Exercise instructions
1. Please reproduce, word for word, the passage of the piece on U.S. trade figures from "The deficits also" up to and including "billion record total.".
2. Carry the piece on U.S. trade figures further, starting right after its last sentence.

Text section
--------------------

Posted on 10/20/2004 2:40:59 PM PDT by Willie Green
For education and discussion only. Not for commercial use.
If you think Pedro Martinez' numbers against the New York Yankees look bad (and they do), they're nothing compared with the government's latest monthly trade figures. Dismal as the Boston Red Sox ace's performance against the Bronx Bombers has been, he looks like a champion next to the trade numbers, which are one important measure of the U.S. economy's performance against the rest of the world.
Not that the trade surplus and deficit figures tell us everything we need to know about America's competitiveness. In particular, they compare apples and oranges how U.S. products fare in overseas markets versus how foreign products do in U.S. markets. And even studying the trade figures industry by industry can be misleading. By definition, they can't shed light on which U.S. industries depend how heavily on exports and/or face major foreign competitors, and which U.S. industries sell mainly to the humongous U.S. market and/or face little import competition.
Still, according to mainstream economic theory, these trade balance figures say a great deal about the relative strength of America's economy, whether it is waxing or waning, and what its future composition will be. The reason? What a country trades most successfully where it wracks up its biggest surpluses - eventually becomes what it makes most successfully and prolifically. And what it trades least successfully where it wracks up its biggest deficits - eventually becomes what it makes least successfully and prolifically. That, in plain English, is what comparative advantage in all its forms is all about.
The deficits also show that the United States is a country that consumes far more than it produces. Although the economic price for this profligacy has appeared minor so far, anyone expecting the situation to last forever and is blasé about its worsening must believe there really are free lunches after all.
The August, 2004 trade figures released Oct. 14 by the Census Bureau show an overall U.S. deficit in goods and services of $54.04 billion, second all-time only to June´s $55.2 billion. This year´s January-August deficit level, as a result, is more than 19 percent larger than last year´s, meaning that the annual deficit figure is on its way to smashing last year´s $421 billion record total.

--------------------

[A data block]
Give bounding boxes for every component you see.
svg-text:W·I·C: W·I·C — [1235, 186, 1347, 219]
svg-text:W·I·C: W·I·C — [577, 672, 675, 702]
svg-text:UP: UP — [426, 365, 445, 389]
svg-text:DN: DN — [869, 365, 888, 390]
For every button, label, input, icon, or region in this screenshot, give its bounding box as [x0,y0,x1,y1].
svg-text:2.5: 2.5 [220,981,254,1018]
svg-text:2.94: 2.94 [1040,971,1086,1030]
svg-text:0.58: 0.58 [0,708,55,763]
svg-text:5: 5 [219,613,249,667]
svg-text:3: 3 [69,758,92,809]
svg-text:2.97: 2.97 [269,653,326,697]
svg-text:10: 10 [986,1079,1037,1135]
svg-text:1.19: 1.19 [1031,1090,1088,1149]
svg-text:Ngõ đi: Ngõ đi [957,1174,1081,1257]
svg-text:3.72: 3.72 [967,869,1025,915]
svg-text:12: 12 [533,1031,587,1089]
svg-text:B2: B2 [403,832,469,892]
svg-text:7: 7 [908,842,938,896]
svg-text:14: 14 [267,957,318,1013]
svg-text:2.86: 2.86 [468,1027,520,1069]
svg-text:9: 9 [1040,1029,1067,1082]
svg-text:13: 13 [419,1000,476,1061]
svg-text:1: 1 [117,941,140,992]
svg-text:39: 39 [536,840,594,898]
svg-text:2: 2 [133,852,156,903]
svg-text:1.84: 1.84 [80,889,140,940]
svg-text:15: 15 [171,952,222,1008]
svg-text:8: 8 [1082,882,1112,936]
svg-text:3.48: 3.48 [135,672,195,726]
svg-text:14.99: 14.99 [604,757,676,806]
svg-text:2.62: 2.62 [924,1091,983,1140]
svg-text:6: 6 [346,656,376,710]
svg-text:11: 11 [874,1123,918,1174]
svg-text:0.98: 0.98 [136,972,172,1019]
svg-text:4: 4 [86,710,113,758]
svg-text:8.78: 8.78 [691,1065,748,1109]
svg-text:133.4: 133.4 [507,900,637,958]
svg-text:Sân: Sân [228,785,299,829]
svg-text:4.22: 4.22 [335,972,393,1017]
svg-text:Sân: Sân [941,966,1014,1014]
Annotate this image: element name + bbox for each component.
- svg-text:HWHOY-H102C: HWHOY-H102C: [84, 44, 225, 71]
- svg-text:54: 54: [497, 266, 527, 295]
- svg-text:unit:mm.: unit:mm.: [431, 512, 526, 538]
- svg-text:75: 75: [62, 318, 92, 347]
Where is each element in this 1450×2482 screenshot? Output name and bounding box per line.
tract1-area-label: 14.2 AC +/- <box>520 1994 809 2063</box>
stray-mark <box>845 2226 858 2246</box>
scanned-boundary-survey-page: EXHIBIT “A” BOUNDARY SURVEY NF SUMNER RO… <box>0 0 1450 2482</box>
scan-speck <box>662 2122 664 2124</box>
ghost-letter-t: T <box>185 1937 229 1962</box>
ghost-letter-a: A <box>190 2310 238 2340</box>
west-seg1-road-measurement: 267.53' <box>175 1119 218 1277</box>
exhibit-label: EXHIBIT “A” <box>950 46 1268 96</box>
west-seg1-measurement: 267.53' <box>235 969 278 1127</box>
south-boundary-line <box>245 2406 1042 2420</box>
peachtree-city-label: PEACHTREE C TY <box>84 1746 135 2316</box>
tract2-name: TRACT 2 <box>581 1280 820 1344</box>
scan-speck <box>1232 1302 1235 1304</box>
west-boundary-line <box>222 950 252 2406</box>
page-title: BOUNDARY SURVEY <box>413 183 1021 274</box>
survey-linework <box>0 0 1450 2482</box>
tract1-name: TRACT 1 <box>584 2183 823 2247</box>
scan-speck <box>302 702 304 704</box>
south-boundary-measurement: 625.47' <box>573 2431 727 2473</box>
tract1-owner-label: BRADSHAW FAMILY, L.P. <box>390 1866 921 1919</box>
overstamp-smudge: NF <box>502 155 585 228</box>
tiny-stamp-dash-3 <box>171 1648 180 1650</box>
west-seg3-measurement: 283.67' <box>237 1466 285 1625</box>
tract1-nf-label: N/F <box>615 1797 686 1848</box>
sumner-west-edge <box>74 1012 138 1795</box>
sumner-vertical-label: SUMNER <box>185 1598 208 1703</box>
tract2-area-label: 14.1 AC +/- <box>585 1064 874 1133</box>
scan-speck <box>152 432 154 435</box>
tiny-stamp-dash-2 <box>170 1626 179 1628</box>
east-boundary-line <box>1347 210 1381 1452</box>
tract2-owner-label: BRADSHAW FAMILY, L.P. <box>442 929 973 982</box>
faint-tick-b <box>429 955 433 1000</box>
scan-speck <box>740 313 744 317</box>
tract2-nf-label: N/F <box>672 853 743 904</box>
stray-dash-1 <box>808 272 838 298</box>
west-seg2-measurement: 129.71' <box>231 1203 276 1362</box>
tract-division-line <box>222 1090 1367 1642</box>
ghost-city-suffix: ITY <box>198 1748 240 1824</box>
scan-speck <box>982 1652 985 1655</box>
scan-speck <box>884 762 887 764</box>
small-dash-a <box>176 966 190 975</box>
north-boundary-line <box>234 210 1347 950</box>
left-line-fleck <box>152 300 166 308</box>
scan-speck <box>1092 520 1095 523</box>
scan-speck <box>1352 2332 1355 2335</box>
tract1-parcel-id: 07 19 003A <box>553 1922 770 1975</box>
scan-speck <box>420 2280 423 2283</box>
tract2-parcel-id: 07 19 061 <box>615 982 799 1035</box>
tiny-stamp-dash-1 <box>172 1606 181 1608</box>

--------------------

Responses
1.
The deficits also show that the United States is a country that consumes far more than it produces. Although the economic price for this profligacy has appeared minor so far, anyone expecting the situation to last forever and is blasé about its worsening must believe there really are free lunches after all.
The August, 2004 trade figures released Oct. 14 by the Census Bureau show an overall U.S. deficit in goods and services of $54.04 billion, second all-time only to June´s $55.2 billion. This year´s January-August deficit level, as a result, is more than 19 percent larger than last year´s, meaning that the annual deficit figure is on its way to smashing last year´s $421 billion record total.

2.
Even worse, the U.S. deficits keep soaring despite the soft patch recently encountered in domestic growth, and the gradual continued weakening of the dollar. The first is supposed to keep imports down and the second is supposed to buoy exports, but little of these macroeconomic effects are being felt.
Further, the closer one examines the deficit figures, the worse they look. Remember the rule that what a country trades most successfully it will wind up making most successfully? Well, by this logic, the United States doesn´t have much of a long-term future as a manufacturer. August´s manufacturing deficit was the second highest on record, and this year´s cumulative manufacturing deficit so far is more than 21 percent higher than last year´s January to August record total of $307.45 billion.
And don´t think that the problem is concentrated in so-called dinosaur, smokestack industries which, incidentally, create most of America´s best-paying jobs on average. The $4.5 billion August deficit in advanced technology products set a new record, too.
Of course, many supporters of current U.S. trade policies see no special value in maintaining a world-class domestic manufacturing at all. But the August trade figures should scare them, too. America´s longstanding surplus in tradable services shrank by 19 percent, to $3.2 billion the lowest surplus since the Census Bureau began tracking this trade in 1992. Since 2001, moreover, the January-August service surplus has declined a stunning 27 percent, to $33.07 billion. Still think that we can export our way out of our enormous national trade deficits and resulting debts by speeding up our shift to a service economy? Please!
Even more worrisome, much evidence indicates that the United States is also seeing its competitive edge erode in information technology and professional services the supposed industries of the future, for which displaced manufacturing workers are supposed to reeducate and retrain themselves, and which America´s youth should target during their schooling.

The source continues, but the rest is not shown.